*Direction*. From the listing, collect all lines containing the word "xlabel".

*Dataset rows*.
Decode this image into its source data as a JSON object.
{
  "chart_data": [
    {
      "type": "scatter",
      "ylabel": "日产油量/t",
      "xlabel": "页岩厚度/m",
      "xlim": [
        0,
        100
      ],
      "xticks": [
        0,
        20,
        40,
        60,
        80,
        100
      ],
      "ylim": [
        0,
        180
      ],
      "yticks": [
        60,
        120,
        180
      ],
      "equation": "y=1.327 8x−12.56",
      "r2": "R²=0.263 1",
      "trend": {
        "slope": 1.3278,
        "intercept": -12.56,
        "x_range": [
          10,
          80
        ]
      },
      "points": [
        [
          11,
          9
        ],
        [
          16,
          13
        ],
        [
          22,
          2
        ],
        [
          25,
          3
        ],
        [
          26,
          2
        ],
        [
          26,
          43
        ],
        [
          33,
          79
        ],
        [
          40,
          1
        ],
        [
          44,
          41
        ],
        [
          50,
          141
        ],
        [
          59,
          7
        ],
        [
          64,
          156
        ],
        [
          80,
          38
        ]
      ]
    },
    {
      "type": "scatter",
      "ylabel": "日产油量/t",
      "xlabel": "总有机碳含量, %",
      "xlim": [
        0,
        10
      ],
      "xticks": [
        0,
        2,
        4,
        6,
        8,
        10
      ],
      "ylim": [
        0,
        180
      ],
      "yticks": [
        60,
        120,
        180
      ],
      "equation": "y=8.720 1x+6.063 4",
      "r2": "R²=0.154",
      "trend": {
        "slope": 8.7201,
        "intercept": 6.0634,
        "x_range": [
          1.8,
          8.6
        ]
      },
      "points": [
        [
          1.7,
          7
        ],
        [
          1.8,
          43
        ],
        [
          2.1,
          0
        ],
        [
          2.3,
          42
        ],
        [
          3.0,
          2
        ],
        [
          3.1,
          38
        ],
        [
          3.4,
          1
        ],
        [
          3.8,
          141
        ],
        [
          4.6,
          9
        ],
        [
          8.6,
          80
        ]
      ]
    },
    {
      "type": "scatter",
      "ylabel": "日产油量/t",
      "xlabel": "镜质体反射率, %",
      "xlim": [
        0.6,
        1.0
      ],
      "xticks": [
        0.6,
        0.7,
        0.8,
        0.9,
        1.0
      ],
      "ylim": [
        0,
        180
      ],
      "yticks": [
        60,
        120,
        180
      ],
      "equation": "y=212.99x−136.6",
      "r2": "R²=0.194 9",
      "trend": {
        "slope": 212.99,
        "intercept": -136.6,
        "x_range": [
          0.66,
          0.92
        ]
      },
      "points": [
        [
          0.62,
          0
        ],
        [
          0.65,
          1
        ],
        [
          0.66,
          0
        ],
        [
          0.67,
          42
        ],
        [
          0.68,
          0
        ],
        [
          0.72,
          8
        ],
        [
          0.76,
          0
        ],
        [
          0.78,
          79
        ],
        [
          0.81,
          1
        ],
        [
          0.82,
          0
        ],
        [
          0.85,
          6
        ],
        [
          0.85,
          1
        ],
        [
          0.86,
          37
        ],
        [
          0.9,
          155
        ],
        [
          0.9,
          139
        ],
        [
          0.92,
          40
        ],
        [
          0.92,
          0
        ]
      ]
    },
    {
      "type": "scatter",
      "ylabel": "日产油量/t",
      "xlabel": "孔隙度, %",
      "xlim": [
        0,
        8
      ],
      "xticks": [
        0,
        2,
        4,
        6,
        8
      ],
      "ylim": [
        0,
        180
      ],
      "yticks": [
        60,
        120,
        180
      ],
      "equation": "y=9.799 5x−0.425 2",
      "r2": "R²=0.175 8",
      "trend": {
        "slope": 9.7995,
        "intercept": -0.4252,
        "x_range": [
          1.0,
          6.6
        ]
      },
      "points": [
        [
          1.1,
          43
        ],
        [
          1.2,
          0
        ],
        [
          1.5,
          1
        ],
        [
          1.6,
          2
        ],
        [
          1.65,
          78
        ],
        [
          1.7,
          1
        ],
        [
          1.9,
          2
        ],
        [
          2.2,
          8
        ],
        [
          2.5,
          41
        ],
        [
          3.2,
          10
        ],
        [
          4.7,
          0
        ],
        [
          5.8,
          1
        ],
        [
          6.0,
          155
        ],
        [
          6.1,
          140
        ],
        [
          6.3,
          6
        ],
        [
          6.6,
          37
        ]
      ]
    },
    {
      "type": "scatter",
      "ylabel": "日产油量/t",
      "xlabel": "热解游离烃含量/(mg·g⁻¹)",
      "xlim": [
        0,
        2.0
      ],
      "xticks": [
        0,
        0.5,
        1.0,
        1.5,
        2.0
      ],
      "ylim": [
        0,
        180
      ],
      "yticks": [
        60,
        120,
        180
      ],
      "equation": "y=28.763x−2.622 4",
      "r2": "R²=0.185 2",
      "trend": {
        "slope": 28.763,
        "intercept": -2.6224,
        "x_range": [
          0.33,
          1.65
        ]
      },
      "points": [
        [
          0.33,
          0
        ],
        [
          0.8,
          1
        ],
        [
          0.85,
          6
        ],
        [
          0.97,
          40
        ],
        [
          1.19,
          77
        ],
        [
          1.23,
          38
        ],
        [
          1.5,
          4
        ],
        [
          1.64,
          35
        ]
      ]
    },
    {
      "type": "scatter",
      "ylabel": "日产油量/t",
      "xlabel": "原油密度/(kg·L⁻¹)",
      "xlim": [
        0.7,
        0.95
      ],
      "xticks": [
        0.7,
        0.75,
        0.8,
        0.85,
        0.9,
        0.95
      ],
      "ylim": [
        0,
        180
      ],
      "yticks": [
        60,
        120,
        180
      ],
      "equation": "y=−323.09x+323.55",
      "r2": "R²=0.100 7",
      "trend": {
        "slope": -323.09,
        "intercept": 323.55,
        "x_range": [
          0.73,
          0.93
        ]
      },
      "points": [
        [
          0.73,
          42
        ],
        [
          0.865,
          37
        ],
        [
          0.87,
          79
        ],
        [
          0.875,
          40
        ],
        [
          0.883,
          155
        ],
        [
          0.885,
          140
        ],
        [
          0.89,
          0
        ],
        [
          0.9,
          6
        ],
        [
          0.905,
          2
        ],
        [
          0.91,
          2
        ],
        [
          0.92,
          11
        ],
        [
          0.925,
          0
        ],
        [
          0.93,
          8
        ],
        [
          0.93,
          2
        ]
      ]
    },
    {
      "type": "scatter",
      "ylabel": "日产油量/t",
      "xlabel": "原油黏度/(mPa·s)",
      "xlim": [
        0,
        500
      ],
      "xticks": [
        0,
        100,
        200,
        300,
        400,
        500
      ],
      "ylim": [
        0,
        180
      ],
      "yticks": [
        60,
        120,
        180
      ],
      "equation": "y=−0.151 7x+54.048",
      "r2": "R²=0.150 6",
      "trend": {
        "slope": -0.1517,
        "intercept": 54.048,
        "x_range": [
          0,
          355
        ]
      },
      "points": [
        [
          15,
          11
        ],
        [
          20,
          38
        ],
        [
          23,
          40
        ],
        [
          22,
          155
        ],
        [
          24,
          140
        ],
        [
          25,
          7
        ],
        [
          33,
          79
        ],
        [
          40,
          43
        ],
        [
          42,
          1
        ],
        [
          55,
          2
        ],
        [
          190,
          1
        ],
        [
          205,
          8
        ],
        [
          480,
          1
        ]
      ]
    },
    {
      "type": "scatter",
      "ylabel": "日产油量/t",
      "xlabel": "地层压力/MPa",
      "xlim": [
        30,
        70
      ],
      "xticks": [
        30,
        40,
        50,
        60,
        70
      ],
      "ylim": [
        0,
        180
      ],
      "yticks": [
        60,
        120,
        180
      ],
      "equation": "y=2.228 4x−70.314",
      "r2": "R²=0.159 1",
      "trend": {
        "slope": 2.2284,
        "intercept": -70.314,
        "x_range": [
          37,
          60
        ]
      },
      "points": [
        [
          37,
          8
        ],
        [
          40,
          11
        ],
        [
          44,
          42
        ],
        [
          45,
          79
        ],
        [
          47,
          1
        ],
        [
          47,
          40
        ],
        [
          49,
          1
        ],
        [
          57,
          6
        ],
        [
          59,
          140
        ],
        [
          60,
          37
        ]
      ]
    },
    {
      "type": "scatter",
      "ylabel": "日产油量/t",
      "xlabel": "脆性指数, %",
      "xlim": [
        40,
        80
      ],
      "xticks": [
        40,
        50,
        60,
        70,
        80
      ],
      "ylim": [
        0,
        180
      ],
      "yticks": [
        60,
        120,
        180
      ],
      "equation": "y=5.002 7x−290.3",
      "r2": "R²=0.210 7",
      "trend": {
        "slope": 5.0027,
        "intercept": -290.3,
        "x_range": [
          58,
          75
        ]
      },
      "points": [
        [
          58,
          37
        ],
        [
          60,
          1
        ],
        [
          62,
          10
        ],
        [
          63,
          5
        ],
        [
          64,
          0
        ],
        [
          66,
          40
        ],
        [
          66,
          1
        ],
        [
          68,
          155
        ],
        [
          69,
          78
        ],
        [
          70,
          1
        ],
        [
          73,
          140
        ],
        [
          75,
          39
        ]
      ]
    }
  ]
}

*Complete output*.
      "xlabel": "页岩厚度/m",
      "xlabel": "总有机碳含量, %",
      "xlabel": "镜质体反射率, %",
      "xlabel": "孔隙度, %",
      "xlabel": "热解游离烃含量/(mg·g⁻¹)",
      "xlabel": "原油密度/(kg·L⁻¹)",
      "xlabel": "原油黏度/(mPa·s)",
      "xlabel": "地层压力/MPa",
      "xlabel": "脆性指数, %",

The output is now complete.